_DATA FOR THE TASK_:
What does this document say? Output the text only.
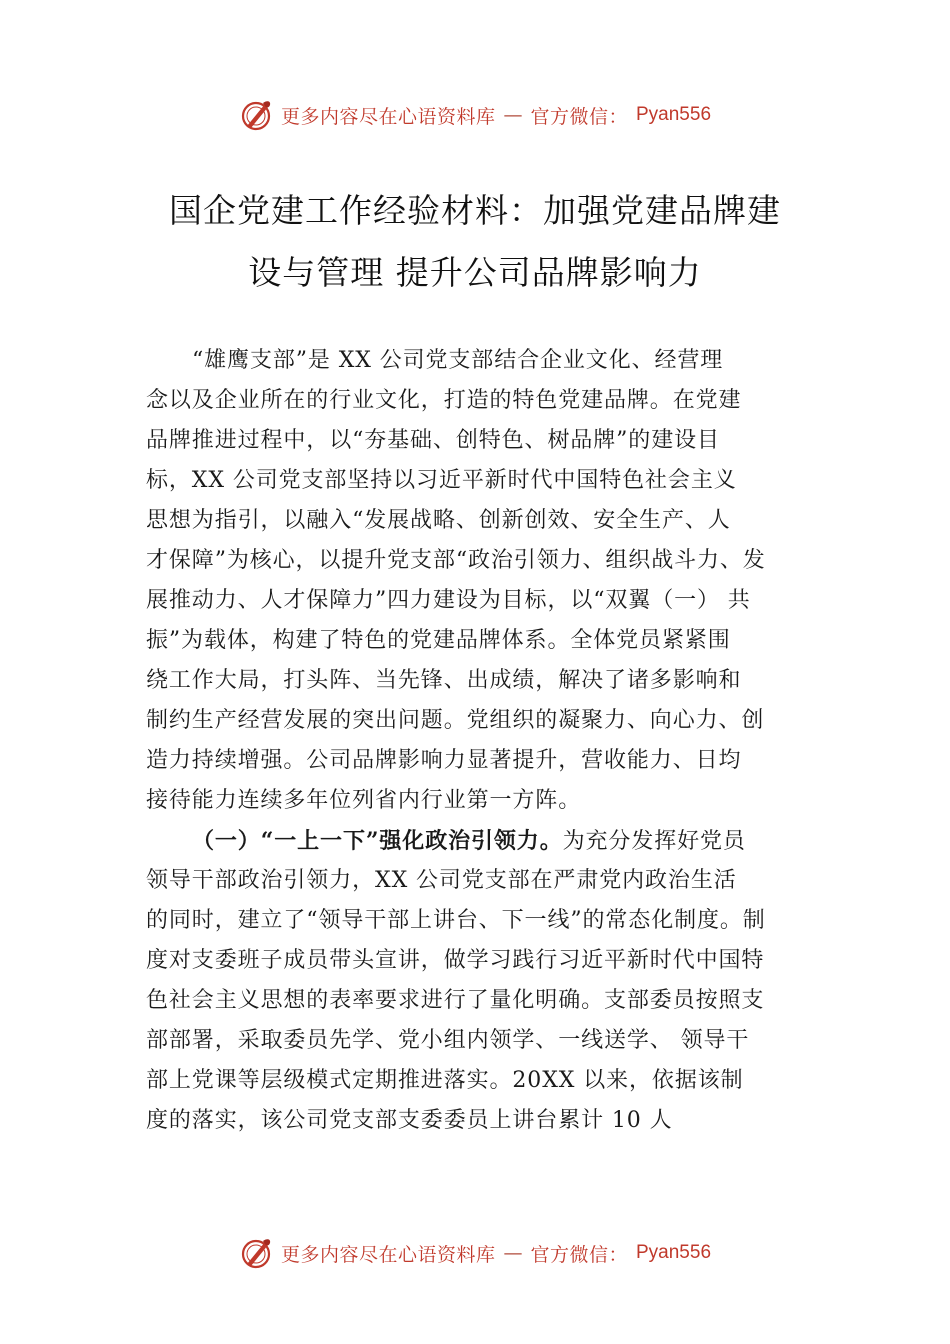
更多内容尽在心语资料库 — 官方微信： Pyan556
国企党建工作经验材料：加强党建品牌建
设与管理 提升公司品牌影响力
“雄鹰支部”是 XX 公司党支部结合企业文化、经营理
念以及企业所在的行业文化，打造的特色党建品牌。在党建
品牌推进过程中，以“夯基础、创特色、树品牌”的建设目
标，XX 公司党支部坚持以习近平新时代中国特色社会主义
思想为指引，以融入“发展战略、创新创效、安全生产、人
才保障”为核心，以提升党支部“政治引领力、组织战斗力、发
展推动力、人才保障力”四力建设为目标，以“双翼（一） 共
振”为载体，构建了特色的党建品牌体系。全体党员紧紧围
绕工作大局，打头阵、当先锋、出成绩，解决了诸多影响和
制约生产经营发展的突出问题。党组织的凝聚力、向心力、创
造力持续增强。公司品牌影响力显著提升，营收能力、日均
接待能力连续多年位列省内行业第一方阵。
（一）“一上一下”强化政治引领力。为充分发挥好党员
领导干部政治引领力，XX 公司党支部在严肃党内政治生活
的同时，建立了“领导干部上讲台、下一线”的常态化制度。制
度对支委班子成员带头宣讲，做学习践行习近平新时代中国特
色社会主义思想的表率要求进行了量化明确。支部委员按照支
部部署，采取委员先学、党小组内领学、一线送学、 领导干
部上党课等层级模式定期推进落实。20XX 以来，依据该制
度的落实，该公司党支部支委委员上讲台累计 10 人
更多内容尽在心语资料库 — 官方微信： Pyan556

--

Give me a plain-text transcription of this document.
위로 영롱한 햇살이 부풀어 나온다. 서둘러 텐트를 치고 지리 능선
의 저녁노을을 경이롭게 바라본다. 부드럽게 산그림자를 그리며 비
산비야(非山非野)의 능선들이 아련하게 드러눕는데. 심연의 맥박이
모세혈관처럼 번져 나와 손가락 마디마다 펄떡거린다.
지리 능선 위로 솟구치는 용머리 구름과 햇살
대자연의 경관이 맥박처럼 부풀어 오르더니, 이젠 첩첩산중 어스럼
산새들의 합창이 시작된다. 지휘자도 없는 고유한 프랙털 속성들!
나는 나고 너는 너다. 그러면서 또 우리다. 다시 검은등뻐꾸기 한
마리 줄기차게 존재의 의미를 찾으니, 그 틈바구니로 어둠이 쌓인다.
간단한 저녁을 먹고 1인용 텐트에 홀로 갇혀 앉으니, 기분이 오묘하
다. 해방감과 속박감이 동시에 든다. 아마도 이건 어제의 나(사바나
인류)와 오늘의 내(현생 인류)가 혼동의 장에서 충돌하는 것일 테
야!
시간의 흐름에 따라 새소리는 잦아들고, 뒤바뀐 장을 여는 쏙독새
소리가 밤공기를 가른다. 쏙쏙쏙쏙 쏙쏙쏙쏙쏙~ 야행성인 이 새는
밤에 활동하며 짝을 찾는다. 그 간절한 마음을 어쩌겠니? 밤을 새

_EXERCISE DIRECTIONS_: Show the lines from the data above that contain the string "text".

_TASK SOLUTION_:
What does this document say? Output the text only.
Give me a plain-text transcription of this document.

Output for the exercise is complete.